Description of the task -> Scan the listing below and copy every line holding "zmiennych".

Available records ->
* * * * * * * * *
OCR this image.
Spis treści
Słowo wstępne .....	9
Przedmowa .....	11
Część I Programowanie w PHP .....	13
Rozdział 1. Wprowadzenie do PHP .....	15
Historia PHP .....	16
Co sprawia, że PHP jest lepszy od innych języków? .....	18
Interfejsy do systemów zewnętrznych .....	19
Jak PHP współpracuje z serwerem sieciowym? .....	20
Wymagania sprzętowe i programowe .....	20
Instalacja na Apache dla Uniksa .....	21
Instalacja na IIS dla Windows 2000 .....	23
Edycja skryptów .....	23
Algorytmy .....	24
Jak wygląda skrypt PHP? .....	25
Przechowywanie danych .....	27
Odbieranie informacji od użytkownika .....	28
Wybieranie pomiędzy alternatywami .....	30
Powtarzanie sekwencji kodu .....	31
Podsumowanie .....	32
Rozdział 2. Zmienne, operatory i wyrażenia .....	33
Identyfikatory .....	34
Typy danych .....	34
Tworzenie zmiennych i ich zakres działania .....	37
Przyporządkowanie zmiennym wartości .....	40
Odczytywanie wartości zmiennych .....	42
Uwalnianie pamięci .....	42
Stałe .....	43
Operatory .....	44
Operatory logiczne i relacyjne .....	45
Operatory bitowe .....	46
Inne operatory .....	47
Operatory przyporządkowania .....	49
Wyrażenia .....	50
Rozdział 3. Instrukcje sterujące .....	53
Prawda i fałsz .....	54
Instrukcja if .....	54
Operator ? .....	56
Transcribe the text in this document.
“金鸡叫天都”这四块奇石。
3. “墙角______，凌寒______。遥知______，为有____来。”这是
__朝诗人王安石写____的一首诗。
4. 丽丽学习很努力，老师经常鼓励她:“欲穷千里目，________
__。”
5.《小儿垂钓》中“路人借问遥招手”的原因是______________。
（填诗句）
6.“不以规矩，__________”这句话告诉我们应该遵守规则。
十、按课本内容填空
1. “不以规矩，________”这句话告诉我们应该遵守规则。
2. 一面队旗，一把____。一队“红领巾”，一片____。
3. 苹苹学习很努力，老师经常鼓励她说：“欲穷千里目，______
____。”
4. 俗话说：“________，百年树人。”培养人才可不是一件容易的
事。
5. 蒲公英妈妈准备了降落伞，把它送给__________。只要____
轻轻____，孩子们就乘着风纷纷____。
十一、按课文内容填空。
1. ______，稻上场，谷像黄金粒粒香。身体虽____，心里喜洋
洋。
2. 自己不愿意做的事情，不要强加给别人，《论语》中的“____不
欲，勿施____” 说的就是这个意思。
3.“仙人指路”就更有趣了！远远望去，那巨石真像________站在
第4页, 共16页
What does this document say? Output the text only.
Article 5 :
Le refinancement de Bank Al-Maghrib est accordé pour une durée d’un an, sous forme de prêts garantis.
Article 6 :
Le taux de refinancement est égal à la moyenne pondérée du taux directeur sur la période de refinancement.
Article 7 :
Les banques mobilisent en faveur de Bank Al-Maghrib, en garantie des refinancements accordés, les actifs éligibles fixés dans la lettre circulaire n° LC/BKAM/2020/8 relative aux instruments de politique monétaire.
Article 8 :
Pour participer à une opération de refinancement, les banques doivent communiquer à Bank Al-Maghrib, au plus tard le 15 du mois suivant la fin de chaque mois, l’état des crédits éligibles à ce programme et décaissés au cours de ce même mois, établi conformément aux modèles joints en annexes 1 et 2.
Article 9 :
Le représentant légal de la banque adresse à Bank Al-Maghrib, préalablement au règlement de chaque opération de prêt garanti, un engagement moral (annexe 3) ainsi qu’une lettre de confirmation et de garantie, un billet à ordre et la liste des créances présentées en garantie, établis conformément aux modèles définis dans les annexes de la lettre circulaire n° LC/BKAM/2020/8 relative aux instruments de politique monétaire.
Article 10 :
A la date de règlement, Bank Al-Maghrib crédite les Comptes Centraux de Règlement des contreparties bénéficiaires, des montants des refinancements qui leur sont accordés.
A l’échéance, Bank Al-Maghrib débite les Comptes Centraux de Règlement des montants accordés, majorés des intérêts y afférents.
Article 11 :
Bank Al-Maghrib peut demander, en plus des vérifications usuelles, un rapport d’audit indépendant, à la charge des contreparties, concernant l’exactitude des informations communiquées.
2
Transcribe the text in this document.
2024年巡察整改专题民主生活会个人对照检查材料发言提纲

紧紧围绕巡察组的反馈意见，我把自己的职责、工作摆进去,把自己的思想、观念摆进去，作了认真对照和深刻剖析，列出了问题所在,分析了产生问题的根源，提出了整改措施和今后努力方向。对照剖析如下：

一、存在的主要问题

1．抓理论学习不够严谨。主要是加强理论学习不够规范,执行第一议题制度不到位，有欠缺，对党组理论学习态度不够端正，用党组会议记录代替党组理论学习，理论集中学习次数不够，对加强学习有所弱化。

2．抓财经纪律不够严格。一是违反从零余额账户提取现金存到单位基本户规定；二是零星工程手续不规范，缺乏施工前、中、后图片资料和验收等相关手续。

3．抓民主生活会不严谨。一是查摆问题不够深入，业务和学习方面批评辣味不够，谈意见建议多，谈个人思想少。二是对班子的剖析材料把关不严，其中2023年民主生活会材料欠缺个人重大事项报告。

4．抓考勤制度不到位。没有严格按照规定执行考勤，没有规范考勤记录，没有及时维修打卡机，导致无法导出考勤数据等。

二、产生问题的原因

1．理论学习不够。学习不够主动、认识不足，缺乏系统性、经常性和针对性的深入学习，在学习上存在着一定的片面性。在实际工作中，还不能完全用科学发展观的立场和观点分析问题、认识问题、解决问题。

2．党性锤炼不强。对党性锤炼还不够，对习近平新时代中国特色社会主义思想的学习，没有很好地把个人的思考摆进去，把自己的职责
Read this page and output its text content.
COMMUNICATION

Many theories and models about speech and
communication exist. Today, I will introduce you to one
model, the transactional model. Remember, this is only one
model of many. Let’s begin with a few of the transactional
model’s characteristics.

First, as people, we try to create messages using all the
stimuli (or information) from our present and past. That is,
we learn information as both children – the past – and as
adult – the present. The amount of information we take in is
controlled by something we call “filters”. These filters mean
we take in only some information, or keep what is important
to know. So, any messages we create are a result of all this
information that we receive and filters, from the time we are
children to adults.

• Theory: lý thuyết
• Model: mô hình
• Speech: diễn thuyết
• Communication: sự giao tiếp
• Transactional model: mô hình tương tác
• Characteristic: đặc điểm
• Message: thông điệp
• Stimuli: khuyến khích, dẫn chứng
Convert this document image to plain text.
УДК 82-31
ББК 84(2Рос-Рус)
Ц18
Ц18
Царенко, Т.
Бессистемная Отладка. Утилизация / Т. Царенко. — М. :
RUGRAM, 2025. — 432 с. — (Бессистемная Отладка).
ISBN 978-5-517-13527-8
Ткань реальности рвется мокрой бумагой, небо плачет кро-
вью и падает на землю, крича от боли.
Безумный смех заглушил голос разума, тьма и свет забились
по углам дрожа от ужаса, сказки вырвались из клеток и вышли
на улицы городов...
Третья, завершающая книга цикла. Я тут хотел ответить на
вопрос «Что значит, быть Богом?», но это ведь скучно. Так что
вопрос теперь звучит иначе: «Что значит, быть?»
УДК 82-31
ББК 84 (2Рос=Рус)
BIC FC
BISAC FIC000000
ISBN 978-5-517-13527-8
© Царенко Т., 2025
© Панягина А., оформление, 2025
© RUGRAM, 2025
* * * * * * * * *
Answer to the problem ->
Tworzenie zmiennych i ich zakres działania .....	37
Odczytywanie wartości zmiennych .....	42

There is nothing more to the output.